PROMPT
Scan the lines below for the word "Normalized". Copy each line you find it in.

MATERIAL TO PROCESS
***

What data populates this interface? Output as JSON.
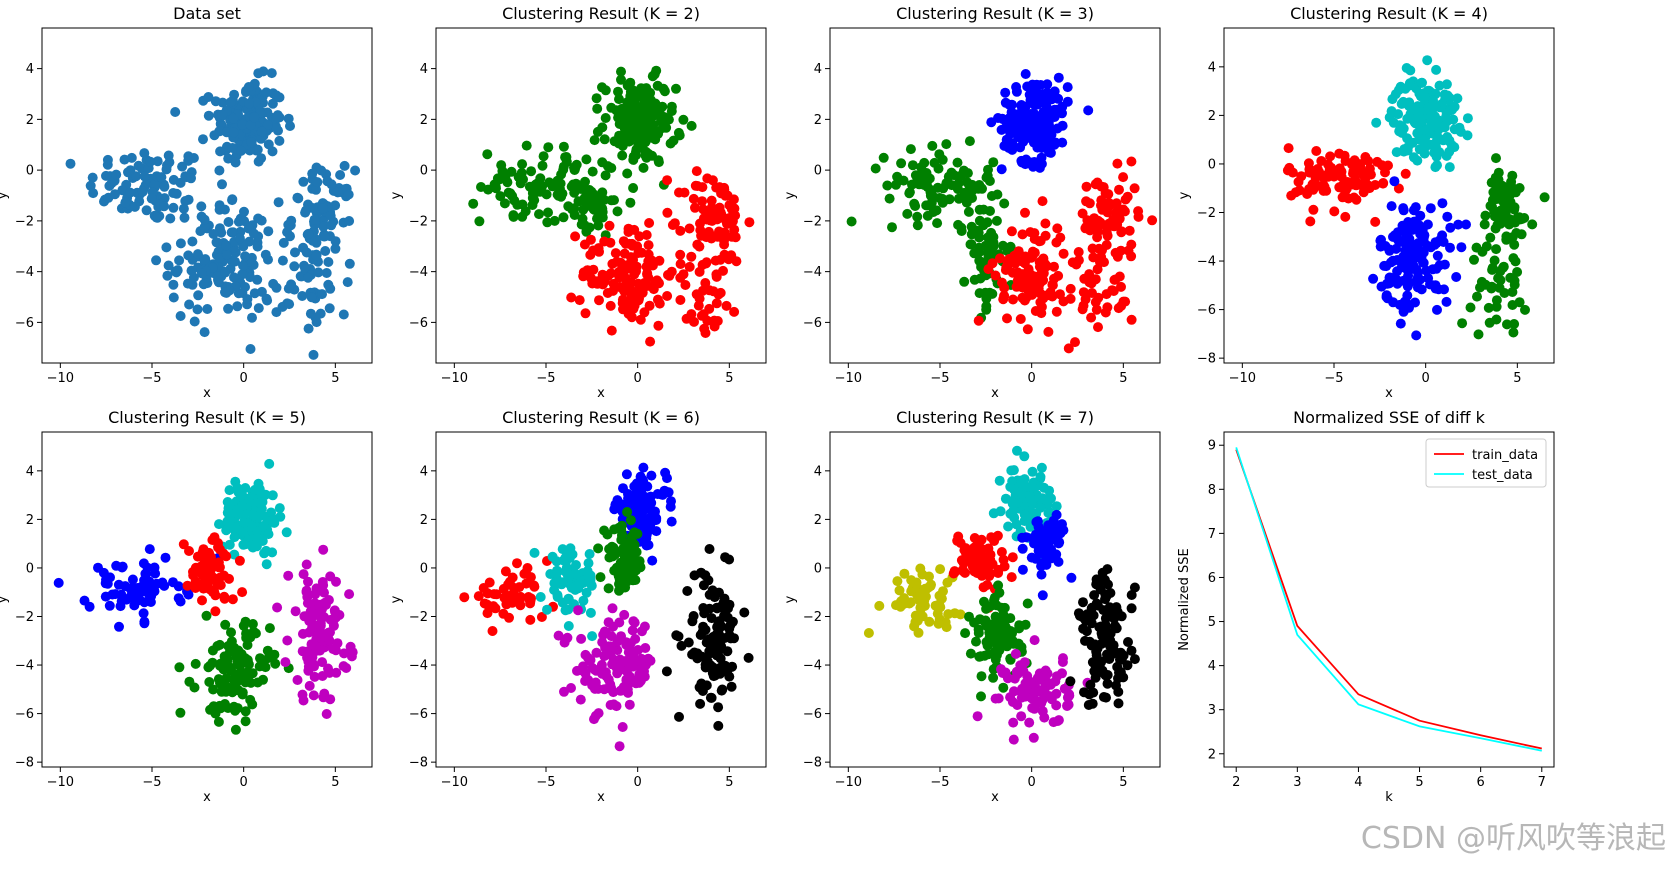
{
  "watermark": "CSDN @听风吹等浪起",
  "colors": {
    "default": "#1f77b4",
    "r": "#ff0000",
    "g": "#008000",
    "b": "#0000ff",
    "c": "#00bfbf",
    "m": "#bf00bf",
    "y": "#bfbf00",
    "k": "#000000",
    "train": "#ff0000",
    "test": "#00ffff"
  },
  "chart_data": [
    {
      "type": "scatter",
      "title": "Data set",
      "xlabel": "x",
      "ylabel": "y",
      "xlim": [
        -11,
        7
      ],
      "ylim": [
        -7.6,
        5.6
      ],
      "xticks": [
        -10,
        -5,
        0,
        5
      ],
      "yticks": [
        -6,
        -4,
        -2,
        0,
        2,
        4
      ],
      "series": [
        {
          "color": "default",
          "regions": [
            {
              "cx": -5.2,
              "cy": -0.6,
              "sx": 2.2,
              "sy": 1.0,
              "n": 90
            },
            {
              "cx": 0.2,
              "cy": 1.9,
              "sx": 1.3,
              "sy": 1.1,
              "n": 170
            },
            {
              "cx": -1.0,
              "cy": -3.6,
              "sx": 2.0,
              "sy": 1.6,
              "n": 150
            },
            {
              "cx": 4.3,
              "cy": -1.8,
              "sx": 1.1,
              "sy": 1.2,
              "n": 80
            },
            {
              "cx": 3.8,
              "cy": -4.6,
              "sx": 1.3,
              "sy": 1.3,
              "n": 40
            }
          ]
        }
      ]
    },
    {
      "type": "scatter",
      "title": "Clustering Result (K = 2)",
      "xlabel": "x",
      "ylabel": "y",
      "xlim": [
        -11,
        7
      ],
      "ylim": [
        -7.6,
        5.6
      ],
      "xticks": [
        -10,
        -5,
        0,
        5
      ],
      "yticks": [
        -6,
        -4,
        -2,
        0,
        2,
        4
      ],
      "series": [
        {
          "color": "g",
          "regions": [
            {
              "cx": -5.2,
              "cy": -0.6,
              "sx": 2.2,
              "sy": 1.0,
              "n": 90
            },
            {
              "cx": 0.1,
              "cy": 1.9,
              "sx": 1.3,
              "sy": 1.1,
              "n": 170
            },
            {
              "cx": -2.6,
              "cy": -1.6,
              "sx": 0.9,
              "sy": 0.8,
              "n": 40
            }
          ]
        },
        {
          "color": "r",
          "regions": [
            {
              "cx": -0.5,
              "cy": -4.0,
              "sx": 1.7,
              "sy": 1.4,
              "n": 130
            },
            {
              "cx": 4.2,
              "cy": -1.9,
              "sx": 1.1,
              "sy": 1.2,
              "n": 80
            },
            {
              "cx": 3.8,
              "cy": -4.8,
              "sx": 1.2,
              "sy": 1.2,
              "n": 40
            }
          ]
        }
      ]
    },
    {
      "type": "scatter",
      "title": "Clustering Result (K = 3)",
      "xlabel": "x",
      "ylabel": "y",
      "xlim": [
        -11,
        7
      ],
      "ylim": [
        -7.6,
        5.6
      ],
      "xticks": [
        -10,
        -5,
        0,
        5
      ],
      "yticks": [
        -6,
        -4,
        -2,
        0,
        2,
        4
      ],
      "series": [
        {
          "color": "b",
          "regions": [
            {
              "cx": 0.2,
              "cy": 2.0,
              "sx": 1.2,
              "sy": 1.1,
              "n": 170
            }
          ]
        },
        {
          "color": "g",
          "regions": [
            {
              "cx": -5.0,
              "cy": -0.6,
              "sx": 2.0,
              "sy": 0.9,
              "n": 90
            },
            {
              "cx": -2.5,
              "cy": -3.0,
              "sx": 0.8,
              "sy": 1.6,
              "n": 70
            }
          ]
        },
        {
          "color": "r",
          "regions": [
            {
              "cx": 0.0,
              "cy": -4.0,
              "sx": 1.3,
              "sy": 1.4,
              "n": 110
            },
            {
              "cx": 4.2,
              "cy": -1.9,
              "sx": 1.1,
              "sy": 1.2,
              "n": 80
            },
            {
              "cx": 3.8,
              "cy": -4.8,
              "sx": 1.2,
              "sy": 1.2,
              "n": 40
            }
          ]
        }
      ]
    },
    {
      "type": "scatter",
      "title": "Clustering Result (K = 4)",
      "xlabel": "x",
      "ylabel": "y",
      "xlim": [
        -11,
        7
      ],
      "ylim": [
        -8.2,
        5.6
      ],
      "xticks": [
        -10,
        -5,
        0,
        5
      ],
      "yticks": [
        -8,
        -6,
        -4,
        -2,
        0,
        2,
        4
      ],
      "series": [
        {
          "color": "c",
          "regions": [
            {
              "cx": 0.0,
              "cy": 1.9,
              "sx": 1.2,
              "sy": 1.1,
              "n": 170
            }
          ]
        },
        {
          "color": "r",
          "regions": [
            {
              "cx": -4.6,
              "cy": -0.6,
              "sx": 1.9,
              "sy": 0.9,
              "n": 100
            }
          ]
        },
        {
          "color": "b",
          "regions": [
            {
              "cx": -0.6,
              "cy": -3.8,
              "sx": 1.3,
              "sy": 1.5,
              "n": 140
            }
          ]
        },
        {
          "color": "g",
          "regions": [
            {
              "cx": 4.2,
              "cy": -1.9,
              "sx": 1.1,
              "sy": 1.2,
              "n": 70
            },
            {
              "cx": 4.0,
              "cy": -5.0,
              "sx": 1.0,
              "sy": 1.2,
              "n": 40
            }
          ]
        }
      ]
    },
    {
      "type": "scatter",
      "title": "Clustering Result (K = 5)",
      "xlabel": "x",
      "ylabel": "y",
      "xlim": [
        -11,
        7
      ],
      "ylim": [
        -8.2,
        5.6
      ],
      "xticks": [
        -10,
        -5,
        0,
        5
      ],
      "yticks": [
        -8,
        -6,
        -4,
        -2,
        0,
        2,
        4
      ],
      "series": [
        {
          "color": "c",
          "regions": [
            {
              "cx": 0.4,
              "cy": 2.1,
              "sx": 1.0,
              "sy": 1.0,
              "n": 140
            }
          ]
        },
        {
          "color": "b",
          "regions": [
            {
              "cx": -6.0,
              "cy": -0.9,
              "sx": 1.7,
              "sy": 0.8,
              "n": 70
            }
          ]
        },
        {
          "color": "r",
          "regions": [
            {
              "cx": -1.8,
              "cy": -0.1,
              "sx": 0.9,
              "sy": 0.9,
              "n": 80
            }
          ]
        },
        {
          "color": "g",
          "regions": [
            {
              "cx": -0.5,
              "cy": -4.3,
              "sx": 1.3,
              "sy": 1.3,
              "n": 120
            }
          ]
        },
        {
          "color": "m",
          "regions": [
            {
              "cx": 4.1,
              "cy": -2.7,
              "sx": 1.1,
              "sy": 1.8,
              "n": 110
            }
          ]
        }
      ]
    },
    {
      "type": "scatter",
      "title": "Clustering Result (K = 6)",
      "xlabel": "x",
      "ylabel": "y",
      "xlim": [
        -11,
        7
      ],
      "ylim": [
        -8.2,
        5.6
      ],
      "xticks": [
        -10,
        -5,
        0,
        5
      ],
      "yticks": [
        -8,
        -6,
        -4,
        -2,
        0,
        2,
        4
      ],
      "series": [
        {
          "color": "b",
          "regions": [
            {
              "cx": 0.2,
              "cy": 2.4,
              "sx": 0.9,
              "sy": 0.9,
              "n": 130
            }
          ]
        },
        {
          "color": "r",
          "regions": [
            {
              "cx": -7.0,
              "cy": -1.2,
              "sx": 1.5,
              "sy": 0.7,
              "n": 50
            }
          ]
        },
        {
          "color": "c",
          "regions": [
            {
              "cx": -3.6,
              "cy": -0.5,
              "sx": 0.9,
              "sy": 0.9,
              "n": 70
            }
          ]
        },
        {
          "color": "g",
          "regions": [
            {
              "cx": -0.8,
              "cy": 0.3,
              "sx": 0.8,
              "sy": 0.9,
              "n": 70
            }
          ]
        },
        {
          "color": "m",
          "regions": [
            {
              "cx": -1.2,
              "cy": -4.0,
              "sx": 1.4,
              "sy": 1.3,
              "n": 120
            }
          ]
        },
        {
          "color": "k",
          "regions": [
            {
              "cx": 4.1,
              "cy": -3.0,
              "sx": 1.0,
              "sy": 1.8,
              "n": 110
            }
          ]
        }
      ]
    },
    {
      "type": "scatter",
      "title": "Clustering Result (K = 7)",
      "xlabel": "x",
      "ylabel": "y",
      "xlim": [
        -11,
        7
      ],
      "ylim": [
        -8.2,
        5.6
      ],
      "xticks": [
        -10,
        -5,
        0,
        5
      ],
      "yticks": [
        -8,
        -6,
        -4,
        -2,
        0,
        2,
        4
      ],
      "series": [
        {
          "color": "c",
          "regions": [
            {
              "cx": -0.2,
              "cy": 2.8,
              "sx": 0.9,
              "sy": 0.9,
              "n": 100
            }
          ]
        },
        {
          "color": "b",
          "regions": [
            {
              "cx": 0.8,
              "cy": 1.0,
              "sx": 0.7,
              "sy": 0.9,
              "n": 60
            }
          ]
        },
        {
          "color": "y",
          "regions": [
            {
              "cx": -6.2,
              "cy": -1.2,
              "sx": 1.5,
              "sy": 0.8,
              "n": 60
            }
          ]
        },
        {
          "color": "r",
          "regions": [
            {
              "cx": -2.8,
              "cy": 0.3,
              "sx": 0.9,
              "sy": 0.8,
              "n": 70
            }
          ]
        },
        {
          "color": "g",
          "regions": [
            {
              "cx": -1.8,
              "cy": -2.9,
              "sx": 1.0,
              "sy": 1.2,
              "n": 90
            }
          ]
        },
        {
          "color": "m",
          "regions": [
            {
              "cx": 0.3,
              "cy": -5.0,
              "sx": 1.2,
              "sy": 1.0,
              "n": 90
            }
          ]
        },
        {
          "color": "k",
          "regions": [
            {
              "cx": 4.1,
              "cy": -3.0,
              "sx": 1.0,
              "sy": 1.8,
              "n": 110
            }
          ]
        }
      ]
    },
    {
      "type": "line",
      "title": "Normalized SSE of diff k",
      "xlabel": "k",
      "ylabel": "Normalized SSE",
      "xlim": [
        1.8,
        7.2
      ],
      "ylim": [
        1.7,
        9.3
      ],
      "xticks": [
        2,
        3,
        4,
        5,
        6,
        7
      ],
      "yticks": [
        2,
        3,
        4,
        5,
        6,
        7,
        8,
        9
      ],
      "legend": "top-right",
      "x": [
        2,
        3,
        4,
        5,
        6,
        7
      ],
      "series": [
        {
          "name": "train_data",
          "color": "train",
          "values": [
            8.9,
            4.9,
            3.35,
            2.75,
            2.42,
            2.12
          ]
        },
        {
          "name": "test_data",
          "color": "test",
          "values": [
            8.95,
            4.7,
            3.12,
            2.62,
            2.35,
            2.07
          ]
        }
      ]
    }
  ]
}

***

FINISHED TASK
      "title": "Normalized SSE of diff k",
      "ylabel": "Normalized SSE",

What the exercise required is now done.